> **ESTRATTO FORNITO**
—————

# Forum Argomenti di discussione Contabilità, bilancio e operazioni straordinarie  spese incasso

## giusy78

Buonasera!
Vorrei sapere se le spese di incasso sono spese imponibili ai fini iva.
Grazie in anticipo

----------


## Contabile

Potrebbero anche esserlo.

----------


## Jeststream

Ho trovato casi in cui lo sono

----------


## Rob62

Ciao, ho trovato questo; è un po' vecchiotto ma penso valga ancora 
Roberto 
IL SOLE 24 ORE, lunedi` 26 febbraio 1996, pagina 73
L'ESPERTO RISPONDE
FISCO - IVA - 1097
I CRITERI PER L'IMPOSTA SU SPESE D'INCASSO <RIBA>
A cura di Gian Paolo Tosoni  
Si ritiene che le <spese di incasso Riba> addebitate al cliente
nell'emissione della fattura, possano avere due diversi trattamenti
ai fini dell'imponibilita' Iva a seconda della loro natura di
corrispettivo per un servizio prestato oppure di rimborso di spese
anticipate in nome e per conto.
1) Se le <spese di incasso Riba> (chiamate anche <commissioni per
l'incasso>) sono il corrispettivo dovuto alla banca per il servizio
prestato, corrisposte da parte di chi riceve tale servizio (nel caso
in esame e' il fornitore dei beni), allora esse, come specificato
dalla circolare ministeriale 23 febbraio 1976, n. 11/501120, sono
assoggettate all'imposta sul valore aggiunto. Sebbene la banca
addebiti tali spese al cedente (che come gia' detto e' il proprio
cliente) in regime di esenzione Iva (in quanto corrispettivo di
prestazioni accessorie a operazioni oggettivamente esenti, ex
articolo 10, comma 1, punto 1, Dpr 633/72), sembrerebbe corretto il
comportamento del fornitore che, nel momento in cui le riaddebita in
fattura al proprio cliente (ossia colui che effettua il pagamento
tramite Riba), le considera quale corrispettivo per una prestazione
di servizio accessoria alla cessione dei beni, effettuata a proprio
nome e a proprie spese, e pertanto, ai sensi dell'articolo 12 Dpr
633/72, assoggettate alla stessa aliquota Iva del bene venduto. (In
questo senso, anche la risoluzione ministeriale 12 aprile 1980 n.

—————

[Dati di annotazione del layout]

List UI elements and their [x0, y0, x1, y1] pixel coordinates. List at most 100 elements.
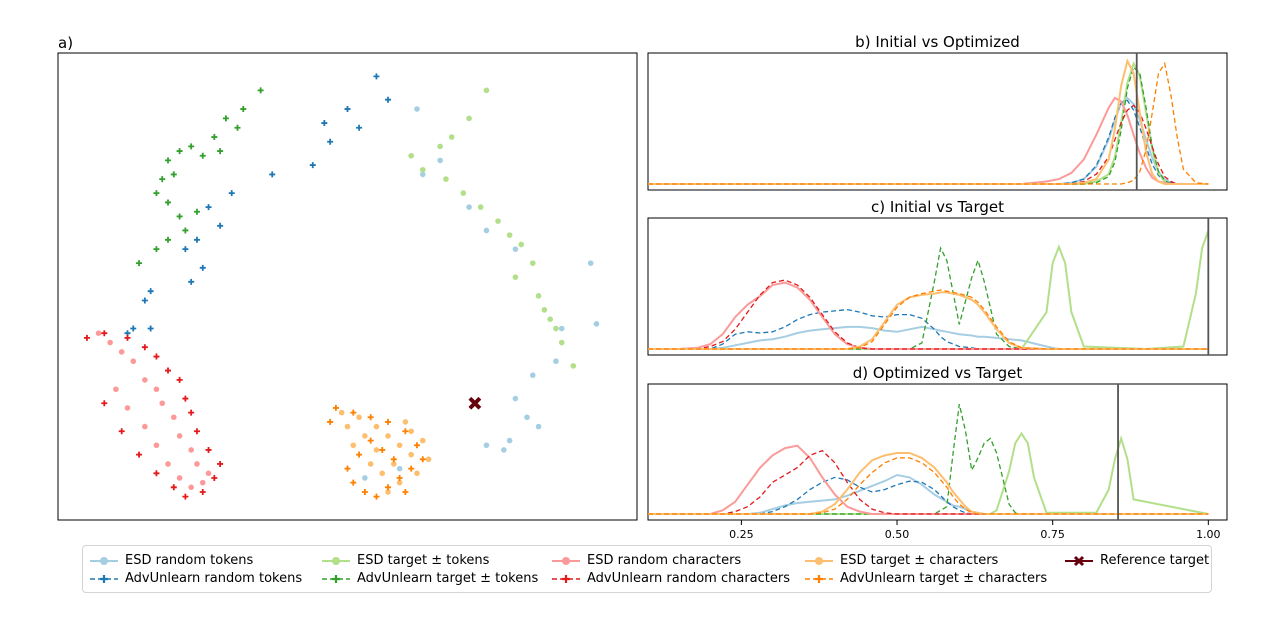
scatter-point [153, 190, 160, 197]
scatter-point [176, 376, 183, 383]
scatter-point [396, 442, 403, 449]
scatter-point [553, 325, 559, 332]
legend-swatch [805, 556, 833, 565]
scatter-point [501, 447, 507, 453]
scatter-point [193, 428, 200, 435]
scatter-point [199, 488, 206, 495]
legend-swatch [805, 574, 833, 583]
scatter-point [153, 386, 160, 393]
scatter-point [194, 461, 200, 467]
scatter-point [587, 260, 594, 266]
scatter-point [356, 124, 363, 131]
scatter-point [165, 199, 172, 206]
legend-label: AdvUnlearn target ± characters [840, 571, 1048, 586]
scatter-point [193, 236, 200, 243]
scatter-point [170, 171, 177, 178]
scatter-point [141, 297, 148, 304]
scatter-series-6 [338, 409, 432, 495]
scatter-series-2 [408, 87, 577, 369]
scatter-point [95, 330, 102, 337]
scatter-point [136, 260, 143, 267]
scatter-series-4 [95, 330, 212, 491]
scatter-point [535, 293, 542, 299]
scatter-point [222, 115, 229, 122]
scatter-point [182, 395, 189, 402]
panel-b-series-6 [648, 58, 1209, 185]
scatter-point [483, 87, 490, 94]
scatter-point [483, 442, 490, 449]
scatter-point [558, 339, 565, 346]
scatter-point [124, 334, 131, 341]
scatter-point [350, 409, 357, 416]
scatter-point [477, 204, 484, 210]
scatter-point [176, 148, 183, 155]
scatter-point [535, 423, 542, 430]
scatter-point [425, 456, 432, 463]
panel-d-series-0 [648, 473, 1209, 515]
legend-swatch [322, 556, 350, 565]
scatter-point [402, 419, 409, 425]
scatter-point [443, 176, 449, 182]
panel-b-series-2 [648, 60, 1209, 185]
scatter-point [460, 190, 467, 196]
panel-c-series-7 [648, 289, 1209, 350]
scatter-point [373, 493, 380, 500]
scatter-point [367, 437, 374, 444]
legend-label: ESD target ± characters [840, 553, 999, 568]
scatter-point [356, 451, 363, 458]
legend-swatch [90, 556, 118, 565]
scatter-point [136, 451, 143, 458]
scatter-point [390, 456, 397, 463]
scatter-point [356, 414, 362, 421]
scatter-point [124, 405, 131, 411]
scatter-point [159, 176, 166, 183]
scatter-point [176, 213, 183, 220]
scatter-point [170, 484, 177, 491]
x-tick-label: 0.75 [1040, 528, 1065, 541]
scatter-point [466, 204, 472, 210]
scatter-point [83, 334, 90, 341]
scatter-point [396, 479, 403, 486]
scatter-series-3 [136, 87, 264, 267]
scatter-point [113, 386, 119, 393]
scatter-point [361, 488, 368, 495]
scatter-point [408, 465, 415, 472]
legend: ESD random tokens AdvUnlearn random token… [82, 545, 1212, 593]
scatter-point [419, 437, 426, 444]
panel-b-title: b) Initial vs Optimized [855, 33, 1020, 51]
panel-c-initial-vs-target: c) Initial vs Target [647, 198, 1228, 356]
legend-swatch [90, 574, 118, 583]
scatter-point [402, 488, 409, 495]
scatter-series-5 [83, 330, 224, 500]
scatter-point [344, 465, 351, 472]
scatter-point [130, 325, 137, 332]
scatter-point [506, 232, 513, 238]
panel-b-series-5 [648, 104, 1209, 185]
scatter-point [558, 325, 565, 332]
scatter-point [101, 330, 108, 337]
scatter-point [165, 157, 172, 164]
scatter-point [182, 227, 189, 234]
legend-label: ESD random tokens [125, 553, 254, 568]
scatter-point [385, 484, 392, 491]
legend-swatch [552, 574, 580, 583]
scatter-point [419, 456, 426, 463]
scatter-point [419, 166, 426, 173]
legend-item: AdvUnlearn random characters [551, 571, 790, 586]
scatter-point [385, 489, 391, 495]
panel-c-series-2 [648, 230, 1210, 351]
scatter-point [541, 307, 548, 313]
scatter-point [437, 157, 443, 164]
legend-item: AdvUnlearn target ± tokens [321, 571, 538, 586]
scatter-point [101, 400, 108, 407]
scatter-point [396, 465, 403, 472]
legend-item: AdvUnlearn random tokens [89, 571, 302, 586]
scatter-point [188, 409, 195, 416]
panel-d-series-7 [648, 457, 1209, 515]
scatter-point [408, 451, 414, 458]
panel-c-title: c) Initial vs Target [871, 198, 1004, 216]
scatter-point [518, 241, 524, 248]
scatter-point [188, 484, 194, 491]
scatter-point [171, 414, 177, 421]
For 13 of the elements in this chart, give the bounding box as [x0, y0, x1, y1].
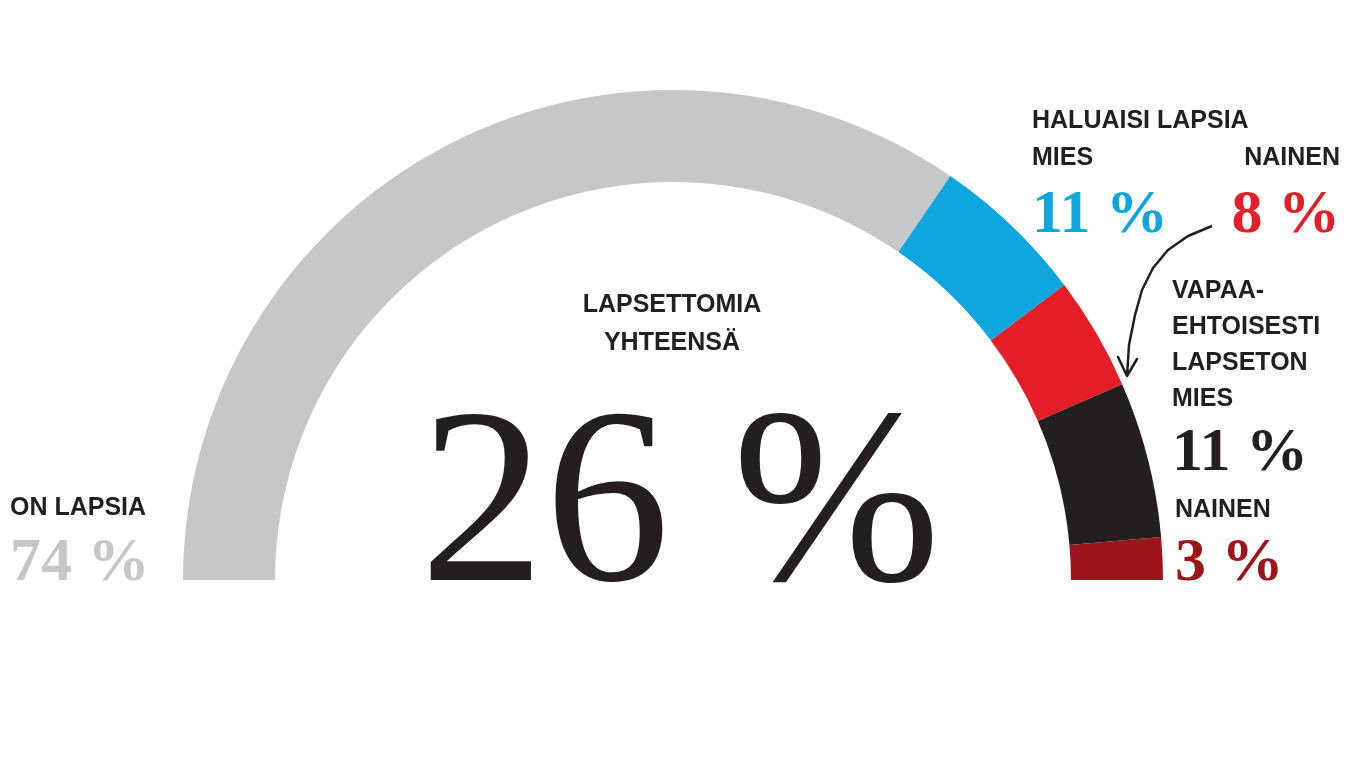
slice-label: NAINEN — [1175, 494, 1271, 522]
data-label: 11 % — [1172, 415, 1309, 483]
data-label: 8 % — [1231, 177, 1340, 245]
data-label: 11 % — [1032, 177, 1169, 245]
text: 26 % — [419, 357, 941, 634]
slice-label: NAINEN — [1244, 142, 1340, 170]
text: LAPSETTOMIA YHTEENSÄ — [582, 289, 762, 355]
slice-label: MIES — [1032, 142, 1094, 170]
data-label: 74 % — [10, 525, 150, 593]
slice-label: ON LAPSIA — [10, 492, 147, 520]
data-label: 3 % — [1175, 525, 1284, 593]
text: HALUAISI LAPSIA — [1032, 105, 1249, 133]
slice-label: VAPAA-EHTOISESTI LAPSETON MIES — [1172, 275, 1321, 411]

—————

> **COSA FARE**
A - Ripeti alla lettera il passo della discussione sulle spese di incasso che comincia con "# Forum Argomenti" e prosegue fino a "Potrebbero anche esserlo.".
B - Riporta tutte le righe dei record in cui compare la stringa "series", rispettando la distinzione tra maiuscole e minuscole.

> **RISPOSTE ATTESE**
A -
# Forum Argomenti di discussione Contabilità, bilancio e operazioni straordinarie  spese incasso

## giusy78

Buonasera!
Vorrei sapere se le spese di incasso sono spese imponibili ai fini iva.
Grazie in anticipo

----------


## Contabile

Potrebbero anche esserlo.

B -
scatter-series-6 [338, 409, 432, 495]
scatter-series-2 [408, 87, 577, 369]
scatter-series-4 [95, 330, 212, 491]
panel-b-series-6 [648, 58, 1209, 185]
panel-d-series-0 [648, 473, 1209, 515]
panel-b-series-2 [648, 60, 1209, 185]
panel-c-series-7 [648, 289, 1209, 350]
scatter-series-3 [136, 87, 264, 267]
scatter-series-5 [83, 330, 224, 500]
panel-b-series-5 [648, 104, 1209, 185]
panel-c-series-2 [648, 230, 1210, 351]
panel-d-series-7 [648, 457, 1209, 515]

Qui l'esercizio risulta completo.